* Exercise details *
Extract the lines that hold the string "memory".

* Data entries *
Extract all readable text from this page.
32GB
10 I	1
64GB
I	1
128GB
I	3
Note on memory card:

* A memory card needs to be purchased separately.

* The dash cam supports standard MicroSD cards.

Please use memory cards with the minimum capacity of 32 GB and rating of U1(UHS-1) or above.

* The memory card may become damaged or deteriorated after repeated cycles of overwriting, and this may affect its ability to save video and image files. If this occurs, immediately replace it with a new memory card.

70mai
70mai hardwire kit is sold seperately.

* * *

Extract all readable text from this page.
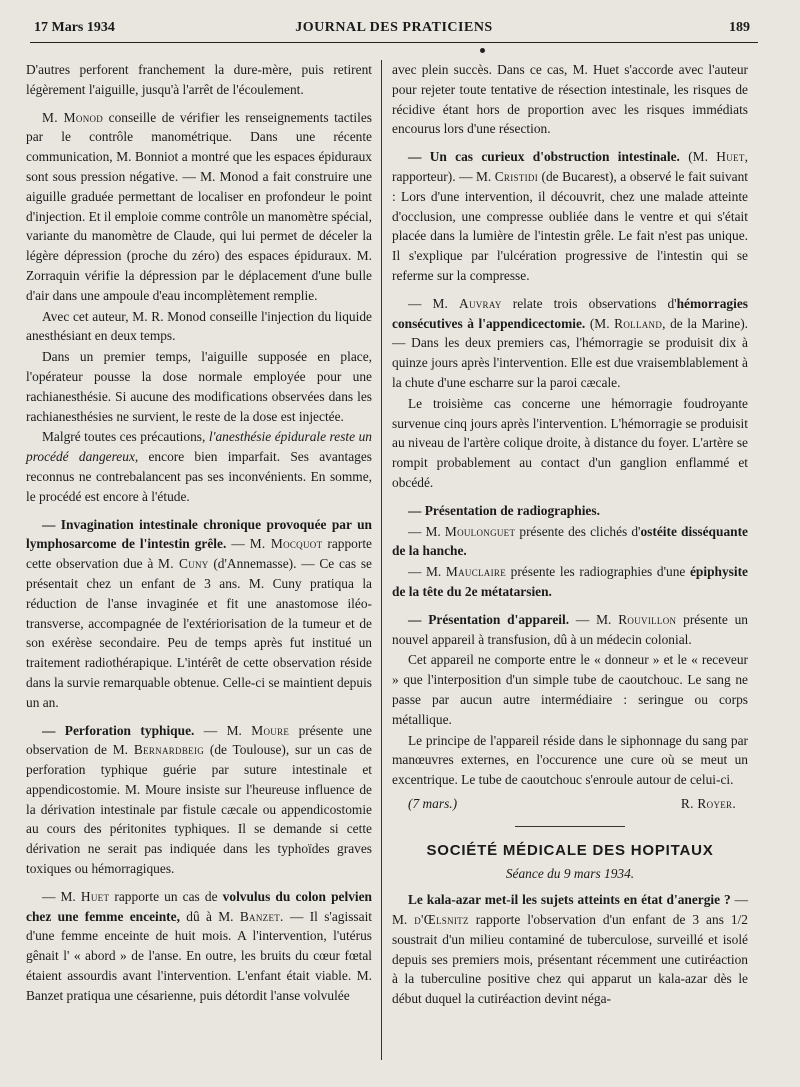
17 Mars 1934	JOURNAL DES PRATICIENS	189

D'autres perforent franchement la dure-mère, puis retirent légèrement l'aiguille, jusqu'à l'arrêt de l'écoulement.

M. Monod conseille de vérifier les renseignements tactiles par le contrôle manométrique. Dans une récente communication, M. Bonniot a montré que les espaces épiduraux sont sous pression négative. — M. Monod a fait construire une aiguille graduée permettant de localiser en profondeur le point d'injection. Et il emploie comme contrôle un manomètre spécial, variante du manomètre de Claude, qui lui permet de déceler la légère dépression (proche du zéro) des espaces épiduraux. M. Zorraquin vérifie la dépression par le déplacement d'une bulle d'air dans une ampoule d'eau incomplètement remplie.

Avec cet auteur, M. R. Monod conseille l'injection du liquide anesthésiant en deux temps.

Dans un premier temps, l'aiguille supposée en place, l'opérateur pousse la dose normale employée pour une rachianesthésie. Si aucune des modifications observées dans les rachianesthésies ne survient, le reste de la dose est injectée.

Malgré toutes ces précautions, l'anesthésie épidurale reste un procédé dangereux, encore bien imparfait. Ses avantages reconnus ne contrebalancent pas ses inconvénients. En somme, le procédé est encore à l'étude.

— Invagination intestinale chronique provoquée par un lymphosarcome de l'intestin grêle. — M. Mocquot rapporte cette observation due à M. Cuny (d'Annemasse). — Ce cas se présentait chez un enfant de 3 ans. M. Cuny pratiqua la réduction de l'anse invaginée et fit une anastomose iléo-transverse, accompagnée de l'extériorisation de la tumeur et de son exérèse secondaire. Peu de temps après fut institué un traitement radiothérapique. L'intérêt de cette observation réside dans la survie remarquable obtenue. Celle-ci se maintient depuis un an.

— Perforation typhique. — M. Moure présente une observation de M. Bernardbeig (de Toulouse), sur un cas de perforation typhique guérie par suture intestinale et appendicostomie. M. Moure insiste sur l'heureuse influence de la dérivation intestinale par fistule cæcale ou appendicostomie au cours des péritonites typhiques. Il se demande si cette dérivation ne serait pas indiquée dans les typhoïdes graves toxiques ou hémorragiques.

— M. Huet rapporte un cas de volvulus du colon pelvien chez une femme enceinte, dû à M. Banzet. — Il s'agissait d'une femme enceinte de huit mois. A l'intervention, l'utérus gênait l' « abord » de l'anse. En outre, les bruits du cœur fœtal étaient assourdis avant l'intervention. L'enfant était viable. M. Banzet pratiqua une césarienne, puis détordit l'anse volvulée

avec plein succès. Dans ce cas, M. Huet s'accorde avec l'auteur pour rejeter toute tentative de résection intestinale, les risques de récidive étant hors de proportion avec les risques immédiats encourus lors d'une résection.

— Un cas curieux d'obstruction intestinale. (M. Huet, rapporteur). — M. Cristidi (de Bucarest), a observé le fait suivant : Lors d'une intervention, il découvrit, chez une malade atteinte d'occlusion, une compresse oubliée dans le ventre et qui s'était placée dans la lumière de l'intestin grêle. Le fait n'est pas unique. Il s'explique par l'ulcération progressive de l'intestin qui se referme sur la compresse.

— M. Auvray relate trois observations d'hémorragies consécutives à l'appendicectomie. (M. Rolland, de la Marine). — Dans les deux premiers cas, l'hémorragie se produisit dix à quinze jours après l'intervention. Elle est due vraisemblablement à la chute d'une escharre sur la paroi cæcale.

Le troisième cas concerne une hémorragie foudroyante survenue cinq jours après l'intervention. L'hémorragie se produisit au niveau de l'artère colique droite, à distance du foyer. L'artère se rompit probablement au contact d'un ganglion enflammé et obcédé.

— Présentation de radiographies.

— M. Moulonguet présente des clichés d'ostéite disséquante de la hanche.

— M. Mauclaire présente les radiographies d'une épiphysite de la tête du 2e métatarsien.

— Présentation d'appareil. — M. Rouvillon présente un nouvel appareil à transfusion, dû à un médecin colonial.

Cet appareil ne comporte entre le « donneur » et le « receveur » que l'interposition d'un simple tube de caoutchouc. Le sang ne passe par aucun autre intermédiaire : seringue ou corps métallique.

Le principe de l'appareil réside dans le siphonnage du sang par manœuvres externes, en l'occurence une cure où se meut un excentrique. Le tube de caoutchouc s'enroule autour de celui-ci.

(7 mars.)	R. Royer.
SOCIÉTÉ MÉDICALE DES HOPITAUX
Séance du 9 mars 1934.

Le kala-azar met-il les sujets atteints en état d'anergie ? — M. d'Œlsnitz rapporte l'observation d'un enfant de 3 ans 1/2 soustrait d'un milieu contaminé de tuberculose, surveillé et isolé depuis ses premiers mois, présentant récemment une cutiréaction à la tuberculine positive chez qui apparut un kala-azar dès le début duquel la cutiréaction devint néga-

--

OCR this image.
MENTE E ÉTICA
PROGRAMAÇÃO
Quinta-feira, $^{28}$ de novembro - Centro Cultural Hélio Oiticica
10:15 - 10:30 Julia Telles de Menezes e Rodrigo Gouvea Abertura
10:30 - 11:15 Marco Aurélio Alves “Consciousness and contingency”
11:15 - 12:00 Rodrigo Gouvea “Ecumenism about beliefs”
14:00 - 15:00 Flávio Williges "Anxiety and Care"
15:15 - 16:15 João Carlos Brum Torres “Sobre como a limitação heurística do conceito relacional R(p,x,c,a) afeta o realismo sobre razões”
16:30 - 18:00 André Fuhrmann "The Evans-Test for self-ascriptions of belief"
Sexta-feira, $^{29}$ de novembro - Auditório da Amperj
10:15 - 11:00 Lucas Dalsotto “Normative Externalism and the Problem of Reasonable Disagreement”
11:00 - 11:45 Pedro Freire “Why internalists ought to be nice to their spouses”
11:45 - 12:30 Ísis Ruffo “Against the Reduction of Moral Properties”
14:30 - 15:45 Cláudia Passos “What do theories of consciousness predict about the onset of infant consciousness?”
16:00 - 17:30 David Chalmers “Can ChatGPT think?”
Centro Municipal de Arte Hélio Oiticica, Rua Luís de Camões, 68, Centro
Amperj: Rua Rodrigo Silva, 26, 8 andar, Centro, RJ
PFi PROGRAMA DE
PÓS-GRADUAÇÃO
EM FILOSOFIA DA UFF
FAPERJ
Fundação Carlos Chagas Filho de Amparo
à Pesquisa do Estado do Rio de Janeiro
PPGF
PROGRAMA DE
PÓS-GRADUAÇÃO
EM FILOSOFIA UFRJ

* Response to this task *
Note on memory card:
* A memory card needs to be purchased separately.
Please use memory cards with the minimum capacity of 32 GB and rating of U1(UHS-1) or above.
* The memory card may become damaged or deteriorated after repeated cycles of overwriting, and this may affect its ability to save video and image files. If this occurs, immediately replace it with a new memory card.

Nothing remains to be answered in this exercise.